**** Data to use

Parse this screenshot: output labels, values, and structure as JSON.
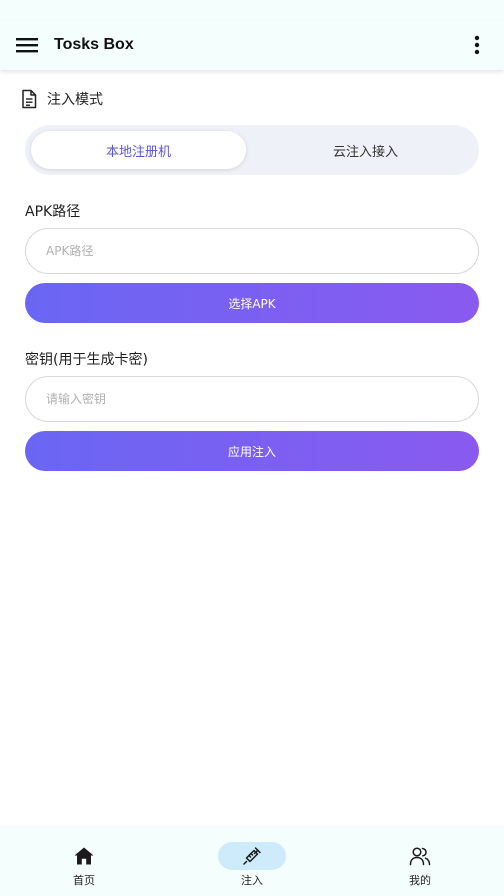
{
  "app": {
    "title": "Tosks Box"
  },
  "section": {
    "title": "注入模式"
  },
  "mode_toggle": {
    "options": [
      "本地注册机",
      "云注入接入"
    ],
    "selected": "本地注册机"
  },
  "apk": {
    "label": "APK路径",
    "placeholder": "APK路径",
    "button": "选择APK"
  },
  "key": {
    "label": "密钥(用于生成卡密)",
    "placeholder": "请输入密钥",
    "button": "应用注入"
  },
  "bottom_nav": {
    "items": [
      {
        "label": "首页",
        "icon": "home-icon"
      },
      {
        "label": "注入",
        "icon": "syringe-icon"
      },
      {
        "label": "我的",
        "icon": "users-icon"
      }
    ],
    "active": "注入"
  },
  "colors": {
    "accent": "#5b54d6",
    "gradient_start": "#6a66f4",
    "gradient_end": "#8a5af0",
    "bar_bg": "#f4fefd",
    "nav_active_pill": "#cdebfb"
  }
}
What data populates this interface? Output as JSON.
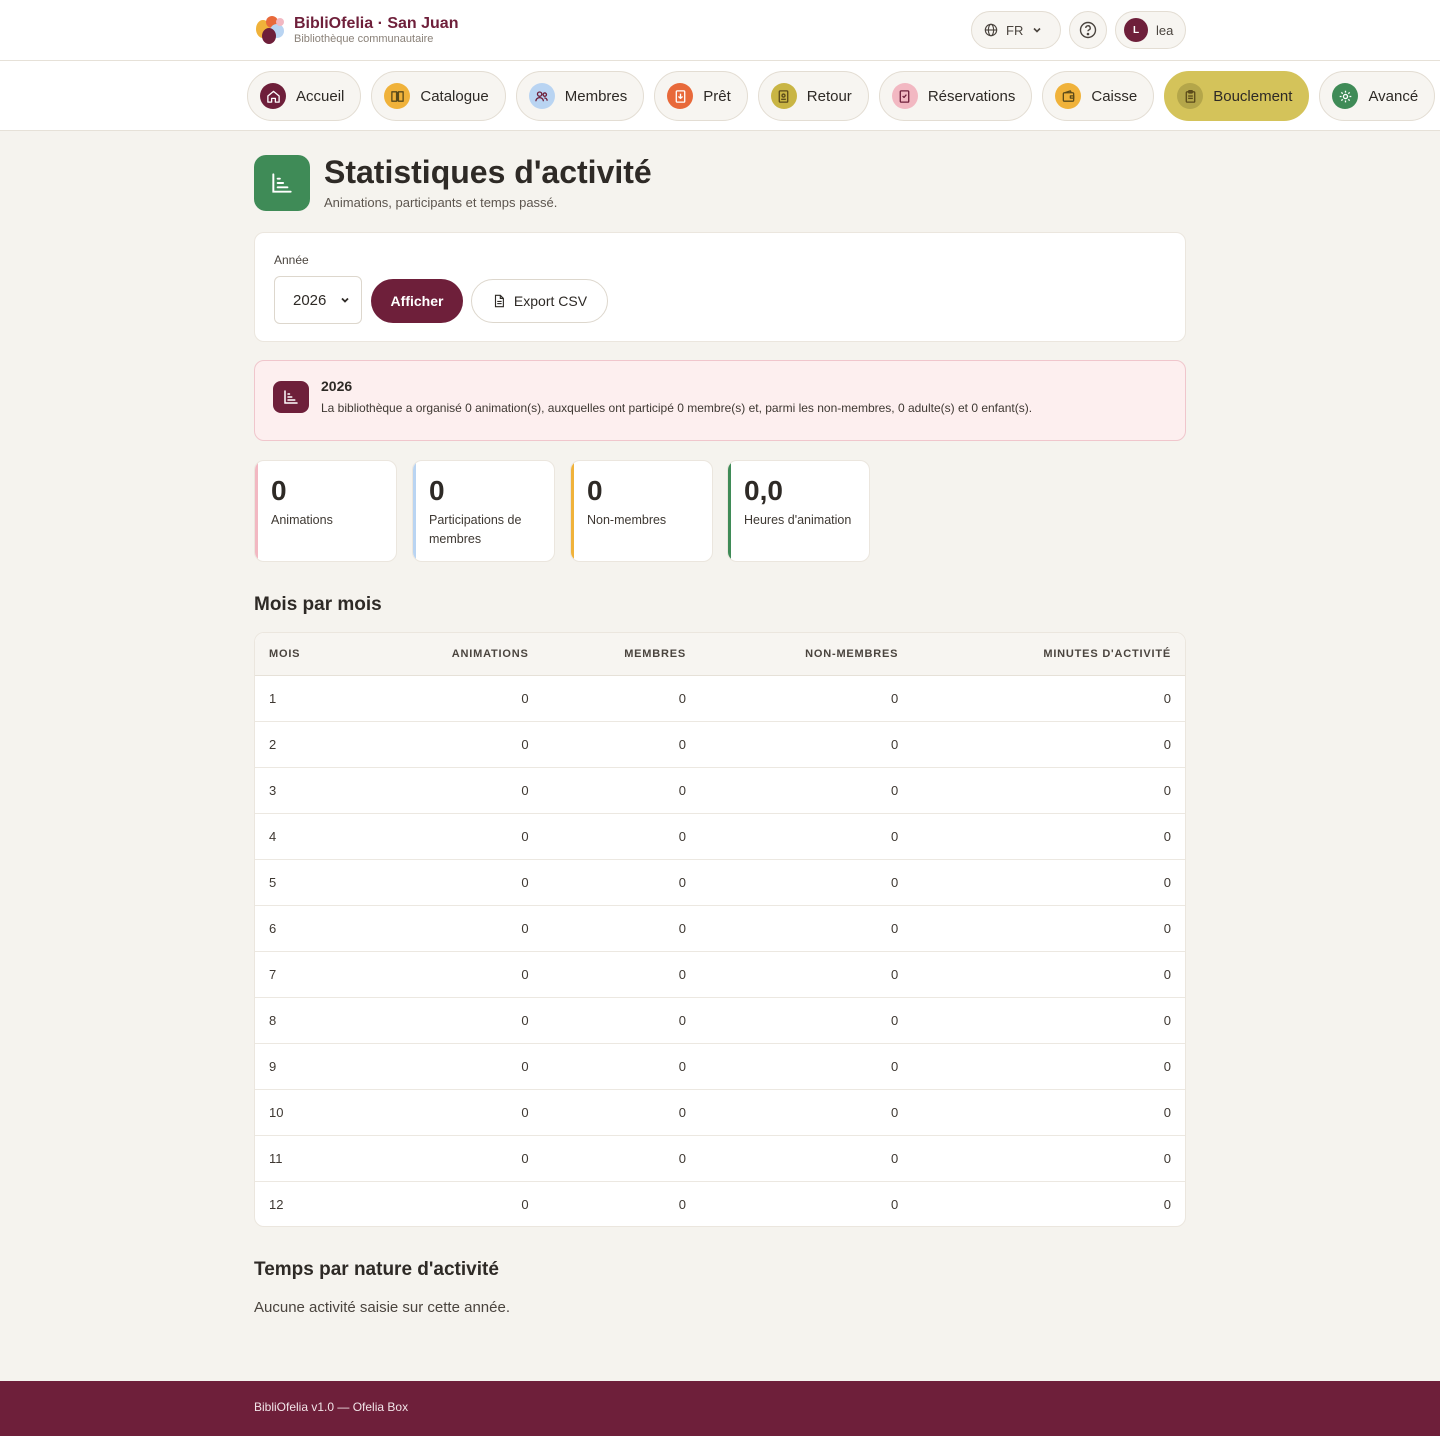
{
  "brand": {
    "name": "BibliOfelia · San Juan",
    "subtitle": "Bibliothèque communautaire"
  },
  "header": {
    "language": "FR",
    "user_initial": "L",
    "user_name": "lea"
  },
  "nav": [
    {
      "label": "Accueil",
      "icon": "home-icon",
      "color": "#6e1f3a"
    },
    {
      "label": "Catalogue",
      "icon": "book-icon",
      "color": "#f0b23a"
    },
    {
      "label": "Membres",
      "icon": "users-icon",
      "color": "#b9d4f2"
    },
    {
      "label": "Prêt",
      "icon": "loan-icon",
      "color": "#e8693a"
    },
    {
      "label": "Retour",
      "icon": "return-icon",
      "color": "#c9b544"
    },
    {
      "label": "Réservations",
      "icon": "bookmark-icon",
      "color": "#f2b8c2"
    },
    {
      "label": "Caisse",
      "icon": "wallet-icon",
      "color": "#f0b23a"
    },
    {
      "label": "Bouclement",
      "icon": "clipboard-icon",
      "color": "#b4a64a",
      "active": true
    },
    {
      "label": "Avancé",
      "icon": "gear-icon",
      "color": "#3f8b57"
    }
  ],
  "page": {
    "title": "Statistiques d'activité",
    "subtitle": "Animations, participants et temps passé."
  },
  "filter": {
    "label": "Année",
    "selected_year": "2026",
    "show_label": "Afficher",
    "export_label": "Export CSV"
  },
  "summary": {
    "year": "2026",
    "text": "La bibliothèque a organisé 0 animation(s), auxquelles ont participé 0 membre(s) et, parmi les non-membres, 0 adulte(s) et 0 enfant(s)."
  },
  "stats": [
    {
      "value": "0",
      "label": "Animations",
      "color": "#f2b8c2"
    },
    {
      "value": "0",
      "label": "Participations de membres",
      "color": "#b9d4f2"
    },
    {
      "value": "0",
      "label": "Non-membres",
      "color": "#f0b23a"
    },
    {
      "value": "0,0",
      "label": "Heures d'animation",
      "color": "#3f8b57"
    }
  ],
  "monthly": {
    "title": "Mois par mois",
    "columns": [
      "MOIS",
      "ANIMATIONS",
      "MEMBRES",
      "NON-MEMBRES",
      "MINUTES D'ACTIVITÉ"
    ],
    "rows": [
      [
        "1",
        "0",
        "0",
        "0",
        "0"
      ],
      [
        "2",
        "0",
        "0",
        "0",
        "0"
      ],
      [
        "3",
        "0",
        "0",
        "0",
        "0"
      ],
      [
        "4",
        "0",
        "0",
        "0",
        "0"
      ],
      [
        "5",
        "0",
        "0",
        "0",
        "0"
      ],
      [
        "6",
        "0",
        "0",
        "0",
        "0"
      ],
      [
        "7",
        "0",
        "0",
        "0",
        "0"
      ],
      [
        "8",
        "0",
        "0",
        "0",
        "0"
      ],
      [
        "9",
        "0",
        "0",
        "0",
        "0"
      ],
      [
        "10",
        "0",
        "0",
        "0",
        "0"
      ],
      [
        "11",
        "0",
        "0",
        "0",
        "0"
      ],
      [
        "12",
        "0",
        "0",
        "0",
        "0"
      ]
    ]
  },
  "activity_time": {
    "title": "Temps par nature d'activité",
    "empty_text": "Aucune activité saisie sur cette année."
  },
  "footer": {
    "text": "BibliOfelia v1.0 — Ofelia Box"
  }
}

********
**** Data to use

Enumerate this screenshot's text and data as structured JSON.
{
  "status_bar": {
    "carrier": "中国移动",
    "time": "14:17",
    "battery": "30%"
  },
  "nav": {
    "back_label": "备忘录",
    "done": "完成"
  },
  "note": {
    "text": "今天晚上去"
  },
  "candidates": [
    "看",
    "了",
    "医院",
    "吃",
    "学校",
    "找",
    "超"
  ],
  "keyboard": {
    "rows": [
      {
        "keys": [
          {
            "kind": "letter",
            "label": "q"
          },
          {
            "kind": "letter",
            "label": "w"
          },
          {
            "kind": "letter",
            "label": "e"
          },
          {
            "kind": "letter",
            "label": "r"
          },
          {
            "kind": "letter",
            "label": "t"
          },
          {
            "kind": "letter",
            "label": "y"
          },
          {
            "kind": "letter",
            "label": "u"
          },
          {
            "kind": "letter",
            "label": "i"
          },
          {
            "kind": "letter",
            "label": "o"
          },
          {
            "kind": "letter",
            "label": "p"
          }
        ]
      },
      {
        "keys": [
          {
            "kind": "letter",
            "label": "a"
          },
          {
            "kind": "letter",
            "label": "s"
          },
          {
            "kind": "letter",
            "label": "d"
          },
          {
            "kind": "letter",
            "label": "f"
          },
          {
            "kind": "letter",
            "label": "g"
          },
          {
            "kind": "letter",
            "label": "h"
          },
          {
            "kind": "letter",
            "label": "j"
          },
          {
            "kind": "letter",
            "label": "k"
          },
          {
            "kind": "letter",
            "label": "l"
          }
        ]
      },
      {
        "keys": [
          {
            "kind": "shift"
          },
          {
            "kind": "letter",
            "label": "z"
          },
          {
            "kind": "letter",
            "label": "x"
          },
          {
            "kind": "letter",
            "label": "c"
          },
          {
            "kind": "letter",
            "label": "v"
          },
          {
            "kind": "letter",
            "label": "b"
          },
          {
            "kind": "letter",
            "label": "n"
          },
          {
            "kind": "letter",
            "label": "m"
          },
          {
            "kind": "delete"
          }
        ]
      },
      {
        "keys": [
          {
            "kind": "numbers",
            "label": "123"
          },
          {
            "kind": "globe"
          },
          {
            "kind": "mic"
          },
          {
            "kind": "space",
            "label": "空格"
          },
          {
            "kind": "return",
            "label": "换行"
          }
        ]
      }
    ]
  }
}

********
**** Data to use

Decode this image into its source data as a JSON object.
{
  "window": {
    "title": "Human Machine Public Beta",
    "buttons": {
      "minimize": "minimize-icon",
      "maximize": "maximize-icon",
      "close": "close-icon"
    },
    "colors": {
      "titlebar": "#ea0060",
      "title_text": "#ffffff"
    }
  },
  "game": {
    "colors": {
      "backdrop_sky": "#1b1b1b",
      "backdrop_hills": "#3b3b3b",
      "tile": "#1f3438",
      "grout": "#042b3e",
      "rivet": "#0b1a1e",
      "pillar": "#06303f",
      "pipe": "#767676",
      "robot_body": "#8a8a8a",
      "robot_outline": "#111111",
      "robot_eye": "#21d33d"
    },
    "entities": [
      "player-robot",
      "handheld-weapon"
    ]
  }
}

********

• Objective: Which lines of the data above contain "this"? Copy each one.

• Completed exercise:
Parse this screenshot: output labels, values, and structure as JSON.
What data populates this interface? Output as JSON.
Enumerate this screenshot's text and data as structured JSON.
Decode this image into its source data as a JSON object.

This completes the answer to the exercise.